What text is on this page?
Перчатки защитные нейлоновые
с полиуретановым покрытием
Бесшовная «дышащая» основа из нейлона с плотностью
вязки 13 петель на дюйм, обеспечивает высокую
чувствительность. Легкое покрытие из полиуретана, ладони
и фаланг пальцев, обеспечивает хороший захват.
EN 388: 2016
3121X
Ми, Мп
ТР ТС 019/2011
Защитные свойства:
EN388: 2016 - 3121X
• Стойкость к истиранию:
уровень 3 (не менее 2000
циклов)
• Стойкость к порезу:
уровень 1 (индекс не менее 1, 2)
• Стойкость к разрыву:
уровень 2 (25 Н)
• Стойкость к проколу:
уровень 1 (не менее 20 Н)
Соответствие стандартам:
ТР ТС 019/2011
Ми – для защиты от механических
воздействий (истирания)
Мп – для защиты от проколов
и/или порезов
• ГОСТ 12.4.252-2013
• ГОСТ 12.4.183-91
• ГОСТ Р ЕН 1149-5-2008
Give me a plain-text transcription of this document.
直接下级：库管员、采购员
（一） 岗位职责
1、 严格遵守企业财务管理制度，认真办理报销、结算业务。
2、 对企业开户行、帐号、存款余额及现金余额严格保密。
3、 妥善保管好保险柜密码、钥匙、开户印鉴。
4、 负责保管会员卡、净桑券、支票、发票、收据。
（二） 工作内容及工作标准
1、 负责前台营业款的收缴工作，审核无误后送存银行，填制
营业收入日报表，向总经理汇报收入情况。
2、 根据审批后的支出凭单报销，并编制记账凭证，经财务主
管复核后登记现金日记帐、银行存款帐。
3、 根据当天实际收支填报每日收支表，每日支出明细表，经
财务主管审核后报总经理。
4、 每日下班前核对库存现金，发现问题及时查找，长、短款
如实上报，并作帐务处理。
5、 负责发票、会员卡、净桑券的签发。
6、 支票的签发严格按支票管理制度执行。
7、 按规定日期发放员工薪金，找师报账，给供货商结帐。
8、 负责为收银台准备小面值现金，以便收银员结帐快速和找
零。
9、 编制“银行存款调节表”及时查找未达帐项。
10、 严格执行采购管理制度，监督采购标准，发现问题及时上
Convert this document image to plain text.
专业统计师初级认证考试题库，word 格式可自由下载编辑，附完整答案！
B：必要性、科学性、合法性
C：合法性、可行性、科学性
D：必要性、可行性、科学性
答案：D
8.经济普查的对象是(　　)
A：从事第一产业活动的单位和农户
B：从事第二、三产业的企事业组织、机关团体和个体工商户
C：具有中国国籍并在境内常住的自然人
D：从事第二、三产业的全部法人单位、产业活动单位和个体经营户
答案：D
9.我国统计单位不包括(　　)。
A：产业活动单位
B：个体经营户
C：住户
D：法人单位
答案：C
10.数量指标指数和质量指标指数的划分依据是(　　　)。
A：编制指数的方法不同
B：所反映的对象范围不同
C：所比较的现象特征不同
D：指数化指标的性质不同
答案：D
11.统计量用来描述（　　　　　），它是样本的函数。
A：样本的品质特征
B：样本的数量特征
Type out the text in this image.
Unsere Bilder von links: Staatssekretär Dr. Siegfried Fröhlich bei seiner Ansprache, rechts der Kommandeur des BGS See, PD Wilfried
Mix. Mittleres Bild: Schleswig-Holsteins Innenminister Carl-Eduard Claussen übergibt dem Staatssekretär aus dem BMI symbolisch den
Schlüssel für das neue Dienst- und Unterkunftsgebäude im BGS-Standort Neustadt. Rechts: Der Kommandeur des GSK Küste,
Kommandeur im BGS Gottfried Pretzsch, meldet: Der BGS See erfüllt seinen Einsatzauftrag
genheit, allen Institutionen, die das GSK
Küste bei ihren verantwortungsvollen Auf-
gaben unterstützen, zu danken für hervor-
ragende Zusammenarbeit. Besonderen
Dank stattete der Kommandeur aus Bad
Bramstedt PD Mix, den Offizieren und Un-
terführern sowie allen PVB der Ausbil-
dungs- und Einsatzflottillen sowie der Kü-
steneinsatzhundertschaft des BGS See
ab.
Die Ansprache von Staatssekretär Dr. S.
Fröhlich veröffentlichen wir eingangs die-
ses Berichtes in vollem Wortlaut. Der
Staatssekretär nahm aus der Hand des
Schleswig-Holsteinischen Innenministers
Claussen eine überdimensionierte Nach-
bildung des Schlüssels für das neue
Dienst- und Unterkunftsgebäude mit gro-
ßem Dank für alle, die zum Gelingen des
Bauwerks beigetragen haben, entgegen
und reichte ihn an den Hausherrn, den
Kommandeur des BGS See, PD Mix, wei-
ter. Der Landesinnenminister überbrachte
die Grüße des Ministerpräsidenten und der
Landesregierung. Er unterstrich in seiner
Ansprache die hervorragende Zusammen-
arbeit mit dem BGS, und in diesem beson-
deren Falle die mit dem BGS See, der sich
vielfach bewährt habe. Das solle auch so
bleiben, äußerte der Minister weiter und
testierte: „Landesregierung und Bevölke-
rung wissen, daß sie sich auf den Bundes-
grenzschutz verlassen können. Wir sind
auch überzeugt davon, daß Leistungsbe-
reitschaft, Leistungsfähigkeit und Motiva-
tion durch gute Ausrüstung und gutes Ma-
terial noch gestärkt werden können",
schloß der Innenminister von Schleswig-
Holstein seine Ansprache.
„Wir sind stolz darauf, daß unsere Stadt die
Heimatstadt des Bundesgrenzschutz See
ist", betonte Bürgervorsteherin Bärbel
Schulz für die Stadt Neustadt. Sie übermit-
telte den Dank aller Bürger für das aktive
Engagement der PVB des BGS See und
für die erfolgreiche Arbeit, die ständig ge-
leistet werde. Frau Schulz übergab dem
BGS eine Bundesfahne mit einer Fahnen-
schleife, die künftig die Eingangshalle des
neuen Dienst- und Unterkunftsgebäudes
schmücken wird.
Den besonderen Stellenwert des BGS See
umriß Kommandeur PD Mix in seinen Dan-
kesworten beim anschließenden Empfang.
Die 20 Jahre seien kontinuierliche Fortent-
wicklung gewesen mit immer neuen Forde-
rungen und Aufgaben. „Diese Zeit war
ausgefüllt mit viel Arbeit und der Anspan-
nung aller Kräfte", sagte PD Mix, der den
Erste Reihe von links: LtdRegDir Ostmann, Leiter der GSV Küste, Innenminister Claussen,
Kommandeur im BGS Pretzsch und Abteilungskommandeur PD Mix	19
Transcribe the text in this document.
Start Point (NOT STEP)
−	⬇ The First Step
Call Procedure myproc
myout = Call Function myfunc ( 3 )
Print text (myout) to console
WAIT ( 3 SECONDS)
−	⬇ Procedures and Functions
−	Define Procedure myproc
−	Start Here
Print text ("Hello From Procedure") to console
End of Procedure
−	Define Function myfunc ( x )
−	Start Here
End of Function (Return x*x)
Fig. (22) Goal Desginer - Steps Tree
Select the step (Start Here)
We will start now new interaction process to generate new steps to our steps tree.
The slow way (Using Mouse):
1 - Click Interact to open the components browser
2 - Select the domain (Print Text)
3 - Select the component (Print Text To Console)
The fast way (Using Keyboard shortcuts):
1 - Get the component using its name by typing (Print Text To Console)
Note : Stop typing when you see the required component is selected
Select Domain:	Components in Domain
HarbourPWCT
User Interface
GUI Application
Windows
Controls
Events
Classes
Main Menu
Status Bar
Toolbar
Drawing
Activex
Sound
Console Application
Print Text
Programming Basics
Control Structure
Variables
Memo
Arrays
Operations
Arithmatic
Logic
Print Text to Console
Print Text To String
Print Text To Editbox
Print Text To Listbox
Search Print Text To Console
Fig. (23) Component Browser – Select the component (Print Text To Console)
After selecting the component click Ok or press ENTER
• • •
=== Written instruction ===
Reproduce every entry shown above, precisely as it stands.

=== Exercise result ===
What text is on this page?
Перчатки защитные нейлоновые
с полиуретановым покрытием
Бесшовная «дышащая» основа из нейлона с плотностью
вязки 13 петель на дюйм, обеспечивает высокую
чувствительность. Легкое покрытие из полиуретана, ладони
и фаланг пальцев, обеспечивает хороший захват.
EN 388: 2016
3121X
Ми, Мп
ТР ТС 019/2011
Защитные свойства:
EN388: 2016 - 3121X
• Стойкость к истиранию:
уровень 3 (не менее 2000
циклов)
• Стойкость к порезу:
уровень 1 (индекс не менее 1, 2)
• Стойкость к разрыву:
уровень 2 (25 Н)
• Стойкость к проколу:
уровень 1 (не менее 20 Н)
Соответствие стандартам:
ТР ТС 019/2011
Ми – для защиты от механических
воздействий (истирания)
Мп – для защиты от проколов
и/или порезов
• ГОСТ 12.4.252-2013
• ГОСТ 12.4.183-91
• ГОСТ Р ЕН 1149-5-2008
Give me a plain-text transcription of this document.
直接下级：库管员、采购员
（一） 岗位职责
1、 严格遵守企业财务管理制度，认真办理报销、结算业务。
2、 对企业开户行、帐号、存款余额及现金余额严格保密。
3、 妥善保管好保险柜密码、钥匙、开户印鉴。
4、 负责保管会员卡、净桑券、支票、发票、收据。
（二） 工作内容及工作标准
1、 负责前台营业款的收缴工作，审核无误后送存银行，填制
营业收入日报表，向总经理汇报收入情况。
2、 根据审批后的支出凭单报销，并编制记账凭证，经财务主
管复核后登记现金日记帐、银行存款帐。
3、 根据当天实际收支填报每日收支表，每日支出明细表，经
财务主管审核后报总经理。
4、 每日下班前核对库存现金，发现问题及时查找，长、短款
如实上报，并作帐务处理。
5、 负责发票、会员卡、净桑券的签发。
6、 支票的签发严格按支票管理制度执行。
7、 按规定日期发放员工薪金，找师报账，给供货商结帐。
8、 负责为收银台准备小面值现金，以便收银员结帐快速和找
零。
9、 编制“银行存款调节表”及时查找未达帐项。
10、 严格执行采购管理制度，监督采购标准，发现问题及时上
Convert this document image to plain text.
专业统计师初级认证考试题库，word 格式可自由下载编辑，附完整答案！
B：必要性、科学性、合法性
C：合法性、可行性、科学性
D：必要性、可行性、科学性
答案：D
8.经济普查的对象是(　　)
A：从事第一产业活动的单位和农户
B：从事第二、三产业的企事业组织、机关团体和个体工商户
C：具有中国国籍并在境内常住的自然人
D：从事第二、三产业的全部法人单位、产业活动单位和个体经营户
答案：D
9.我国统计单位不包括(　　)。
A：产业活动单位
B：个体经营户
C：住户
D：法人单位
答案：C
10.数量指标指数和质量指标指数的划分依据是(　　　)。
A：编制指数的方法不同
B：所反映的对象范围不同
C：所比较的现象特征不同
D：指数化指标的性质不同
答案：D
11.统计量用来描述（　　　　　），它是样本的函数。
A：样本的品质特征
B：样本的数量特征
Type out the text in this image.
Unsere Bilder von links: Staatssekretär Dr. Siegfried Fröhlich bei seiner Ansprache, rechts der Kommandeur des BGS See, PD Wilfried
Mix. Mittleres Bild: Schleswig-Holsteins Innenminister Carl-Eduard Claussen übergibt dem Staatssekretär aus dem BMI symbolisch den
Schlüssel für das neue Dienst- und Unterkunftsgebäude im BGS-Standort Neustadt. Rechts: Der Kommandeur des GSK Küste,
Kommandeur im BGS Gottfried Pretzsch, meldet: Der BGS See erfüllt seinen Einsatzauftrag
genheit, allen Institutionen, die das GSK
Küste bei ihren verantwortungsvollen Auf-
gaben unterstützen, zu danken für hervor-
ragende Zusammenarbeit. Besonderen
Dank stattete der Kommandeur aus Bad
Bramstedt PD Mix, den Offizieren und Un-
terführern sowie allen PVB der Ausbil-
dungs- und Einsatzflottillen sowie der Kü-
steneinsatzhundertschaft des BGS See
ab.
Die Ansprache von Staatssekretär Dr. S.
Fröhlich veröffentlichen wir eingangs die-
ses Berichtes in vollem Wortlaut. Der
Staatssekretär nahm aus der Hand des
Schleswig-Holsteinischen Innenministers
Claussen eine überdimensionierte Nach-
bildung des Schlüssels für das neue
Dienst- und Unterkunftsgebäude mit gro-
ßem Dank für alle, die zum Gelingen des
Bauwerks beigetragen haben, entgegen
und reichte ihn an den Hausherrn, den
Kommandeur des BGS See, PD Mix, wei-
ter. Der Landesinnenminister überbrachte
die Grüße des Ministerpräsidenten und der
Landesregierung. Er unterstrich in seiner
Ansprache die hervorragende Zusammen-
arbeit mit dem BGS, und in diesem beson-
deren Falle die mit dem BGS See, der sich
vielfach bewährt habe. Das solle auch so
bleiben, äußerte der Minister weiter und
testierte: „Landesregierung und Bevölke-
rung wissen, daß sie sich auf den Bundes-
grenzschutz verlassen können. Wir sind
auch überzeugt davon, daß Leistungsbe-
reitschaft, Leistungsfähigkeit und Motiva-
tion durch gute Ausrüstung und gutes Ma-
terial noch gestärkt werden können",
schloß der Innenminister von Schleswig-
Holstein seine Ansprache.
„Wir sind stolz darauf, daß unsere Stadt die
Heimatstadt des Bundesgrenzschutz See
ist", betonte Bürgervorsteherin Bärbel
Schulz für die Stadt Neustadt. Sie übermit-
telte den Dank aller Bürger für das aktive
Engagement der PVB des BGS See und
für die erfolgreiche Arbeit, die ständig ge-
leistet werde. Frau Schulz übergab dem
BGS eine Bundesfahne mit einer Fahnen-
schleife, die künftig die Eingangshalle des
neuen Dienst- und Unterkunftsgebäudes
schmücken wird.
Den besonderen Stellenwert des BGS See
umriß Kommandeur PD Mix in seinen Dan-
kesworten beim anschließenden Empfang.
Die 20 Jahre seien kontinuierliche Fortent-
wicklung gewesen mit immer neuen Forde-
rungen und Aufgaben. „Diese Zeit war
ausgefüllt mit viel Arbeit und der Anspan-
nung aller Kräfte", sagte PD Mix, der den
Erste Reihe von links: LtdRegDir Ostmann, Leiter der GSV Küste, Innenminister Claussen,
Kommandeur im BGS Pretzsch und Abteilungskommandeur PD Mix	19
Transcribe the text in this document.
Start Point (NOT STEP)
−	⬇ The First Step
Call Procedure myproc
myout = Call Function myfunc ( 3 )
Print text (myout) to console
WAIT ( 3 SECONDS)
−	⬇ Procedures and Functions
−	Define Procedure myproc
−	Start Here
Print text ("Hello From Procedure") to console
End of Procedure
−	Define Function myfunc ( x )
−	Start Here
End of Function (Return x*x)
Fig. (22) Goal Desginer - Steps Tree
Select the step (Start Here)
We will start now new interaction process to generate new steps to our steps tree.
The slow way (Using Mouse):
1 - Click Interact to open the components browser
2 - Select the domain (Print Text)
3 - Select the component (Print Text To Console)
The fast way (Using Keyboard shortcuts):
1 - Get the component using its name by typing (Print Text To Console)
Note : Stop typing when you see the required component is selected
Select Domain:	Components in Domain
HarbourPWCT
User Interface
GUI Application
Windows
Controls
Events
Classes
Main Menu
Status Bar
Toolbar
Drawing
Activex
Sound
Console Application
Print Text
Programming Basics
Control Structure
Variables
Memo
Arrays
Operations
Arithmatic
Logic
Print Text to Console
Print Text To String
Print Text To Editbox
Print Text To Listbox
Search Print Text To Console
Fig. (23) Component Browser – Select the component (Print Text To Console)
After selecting the component click Ok or press ENTER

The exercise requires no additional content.